start QUOTED TEXT

Potato and Bacon Omelet
Ingredients
6 medium Yukon gold potatoes, peeled | ||
8 large eggs | ||
5 strips bacon, cooked slightly crispy and crumbled | ||
1 large red onion, sliced thinly | ||
1/2 green bell pepper, finely minced | ||
1/2 red, yellow or orange bell pepper, finely minced | ||
3 cloves garlic, finely minced | ||
4 tbs fresh parsley, chopped | ||
2 tsp red pepper flakes | ||
kosher salt and black pepper to taste |
This Omelet contains Yukon gold potatoes, crispy bacon, red and green bell pepper and red onion.
- Add potatoes to a large sauce pan and cover with cold water.
- Cover pan and bring to a boil. Once water is boiling remove cover and boil for about 8-10 minutes or until potatoes are fork tender. Set aside to cool.
- In a cast iron skillet add the bacon and cook using medium heat until slightly crispy. Drain on paper towels, then cut into 1/2 inch pieces.

end QUOTED TEXT
start DATASET EXCERPTS

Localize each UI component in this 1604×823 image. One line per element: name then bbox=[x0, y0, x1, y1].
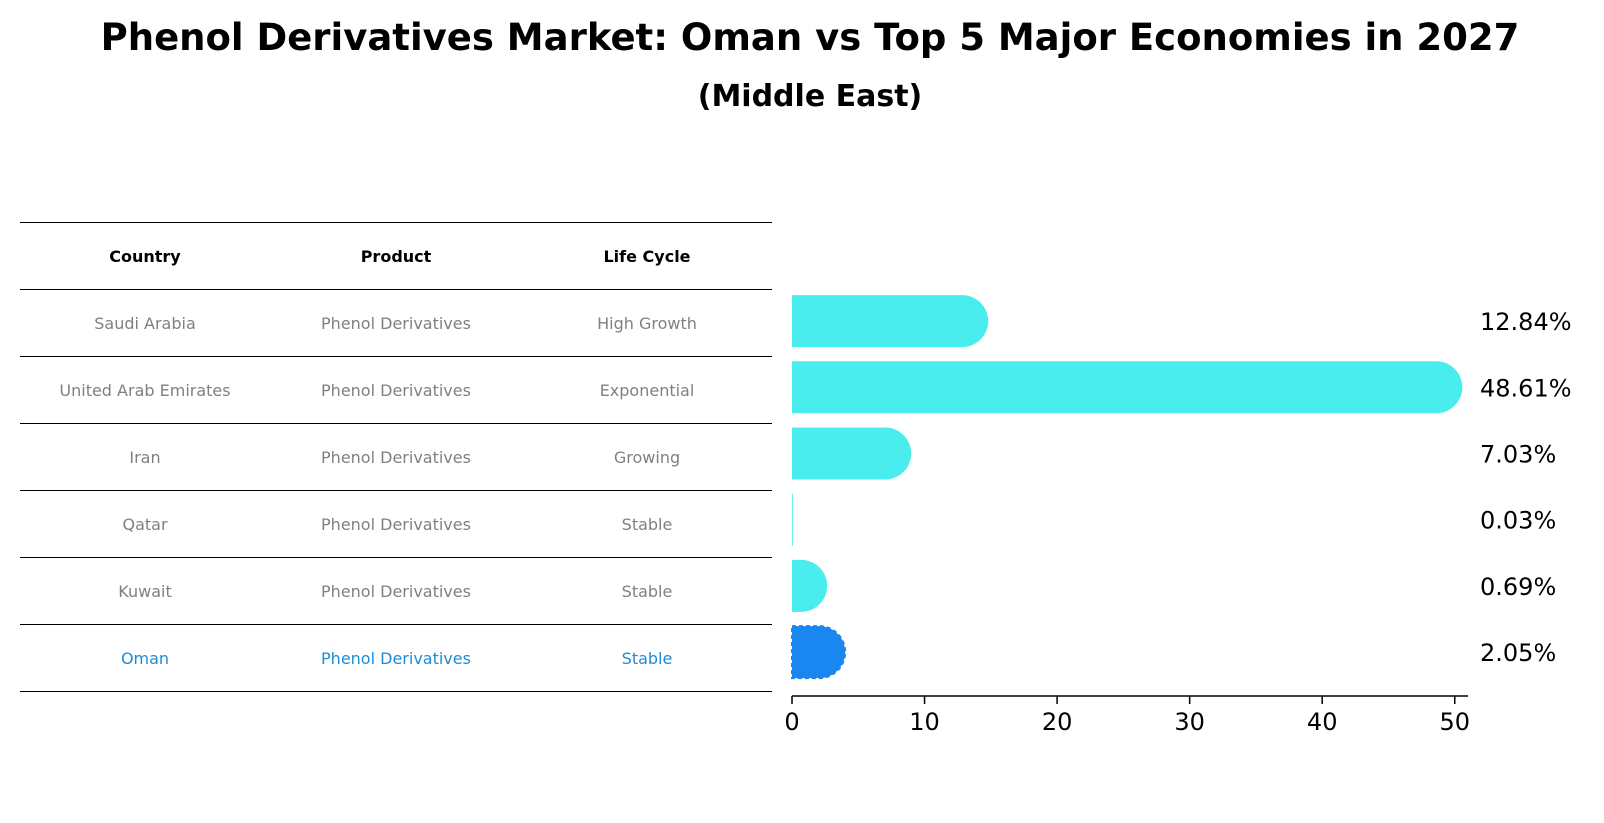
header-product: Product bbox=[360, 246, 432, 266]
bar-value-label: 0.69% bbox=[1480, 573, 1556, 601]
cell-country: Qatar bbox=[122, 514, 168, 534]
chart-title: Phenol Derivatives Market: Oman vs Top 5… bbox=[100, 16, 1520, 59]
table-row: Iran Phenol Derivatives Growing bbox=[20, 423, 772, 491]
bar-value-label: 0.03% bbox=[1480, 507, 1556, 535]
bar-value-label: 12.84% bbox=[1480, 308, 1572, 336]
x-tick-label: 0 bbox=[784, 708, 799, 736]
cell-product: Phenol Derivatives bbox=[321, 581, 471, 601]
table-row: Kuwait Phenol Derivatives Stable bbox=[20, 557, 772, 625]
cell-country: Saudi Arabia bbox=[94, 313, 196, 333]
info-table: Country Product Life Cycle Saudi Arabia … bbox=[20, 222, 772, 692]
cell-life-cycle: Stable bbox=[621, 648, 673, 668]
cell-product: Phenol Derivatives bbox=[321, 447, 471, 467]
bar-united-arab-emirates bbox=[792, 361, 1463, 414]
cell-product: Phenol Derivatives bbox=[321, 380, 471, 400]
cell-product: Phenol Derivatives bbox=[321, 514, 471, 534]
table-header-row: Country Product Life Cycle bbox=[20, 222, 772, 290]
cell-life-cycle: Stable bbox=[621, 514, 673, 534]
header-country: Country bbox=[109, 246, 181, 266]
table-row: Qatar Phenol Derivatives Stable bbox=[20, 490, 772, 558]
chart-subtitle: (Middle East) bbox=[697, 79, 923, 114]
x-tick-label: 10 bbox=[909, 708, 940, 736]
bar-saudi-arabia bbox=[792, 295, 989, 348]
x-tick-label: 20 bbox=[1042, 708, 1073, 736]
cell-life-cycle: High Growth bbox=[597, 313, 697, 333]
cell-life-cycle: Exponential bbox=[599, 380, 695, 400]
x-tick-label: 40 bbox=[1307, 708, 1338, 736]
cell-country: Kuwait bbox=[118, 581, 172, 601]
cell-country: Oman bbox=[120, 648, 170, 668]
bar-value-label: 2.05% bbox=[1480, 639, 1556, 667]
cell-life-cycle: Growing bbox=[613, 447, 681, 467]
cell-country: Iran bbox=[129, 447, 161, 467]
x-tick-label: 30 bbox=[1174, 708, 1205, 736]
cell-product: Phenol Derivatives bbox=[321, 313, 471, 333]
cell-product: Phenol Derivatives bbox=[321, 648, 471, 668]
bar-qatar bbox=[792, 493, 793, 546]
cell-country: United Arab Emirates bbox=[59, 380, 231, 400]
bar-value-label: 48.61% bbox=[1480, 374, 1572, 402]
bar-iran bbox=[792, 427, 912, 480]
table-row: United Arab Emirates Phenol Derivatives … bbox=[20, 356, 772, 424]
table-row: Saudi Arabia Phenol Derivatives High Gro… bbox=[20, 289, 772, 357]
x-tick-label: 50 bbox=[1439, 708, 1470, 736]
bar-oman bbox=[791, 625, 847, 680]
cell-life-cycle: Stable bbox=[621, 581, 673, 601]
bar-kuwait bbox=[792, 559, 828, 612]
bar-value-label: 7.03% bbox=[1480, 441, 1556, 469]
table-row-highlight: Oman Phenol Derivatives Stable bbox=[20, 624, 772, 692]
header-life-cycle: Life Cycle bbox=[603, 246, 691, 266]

end DATASET EXCERPTS
start DATASET EXCERPTS

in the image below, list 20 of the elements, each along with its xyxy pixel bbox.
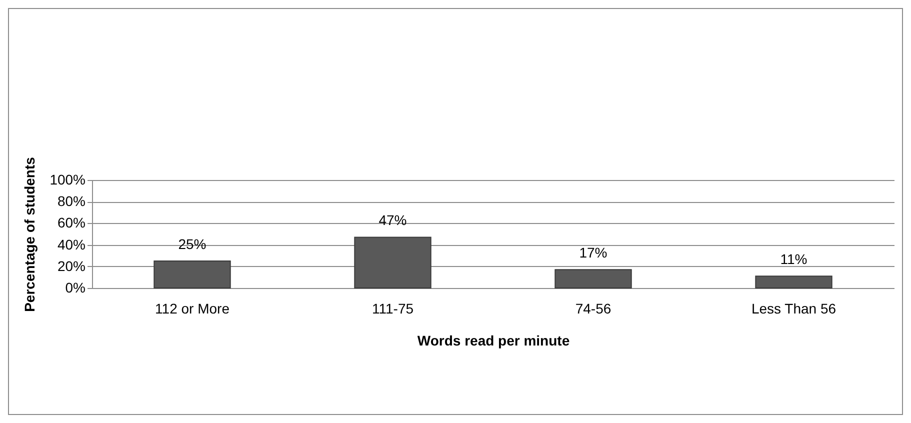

end DATASET EXCERPTS

WHAT YOU WILL DO>
• a. Echo the part of the potato and bacon omelet recipe between "Potato and Bacon" and "with cold water.", inclusive.
• b. Pick up the potato and bacon omelet recipe where it stops and write what comes next.
The data has no connection to the omelet recipe.

PER-TASK OUTPUTS>
• a.
Potato and Bacon Omelet
Ingredients
6 medium Yukon gold potatoes, peeled | ||
8 large eggs | ||
5 strips bacon, cooked slightly crispy and crumbled | ||
1 large red onion, sliced thinly | ||
1/2 green bell pepper, finely minced | ||
1/2 red, yellow or orange bell pepper, finely minced | ||
3 cloves garlic, finely minced | ||
4 tbs fresh parsley, chopped | ||
2 tsp red pepper flakes | ||
kosher salt and black pepper to taste |
This Omelet contains Yukon gold potatoes, crispy bacon, red and green bell pepper and red onion.
- Add potatoes to a large sauce pan and cover with cold water.

• b.
- Drain some of the bacon fat from the pan and add the onions and gently cook until slightly caramelized. About 5 minutes.
- Add the garlic and bell pepper and saute for another 3 minutes or so. Add the red pepper flakes
- Slice the potatoes into thin rounds.
- Beat the eggs, then pour half of them into the skillet, then add the potatoes and sprinkle the bacon over evenly.
- Season with salt and pepper.
- Pour in the rest of the eggs, the garnish with parsley.
- Cover the skillet and place in a preheated 350 degree oven for about 15-20 minutes or until the eggs are set.
- Cut into wedges to serve.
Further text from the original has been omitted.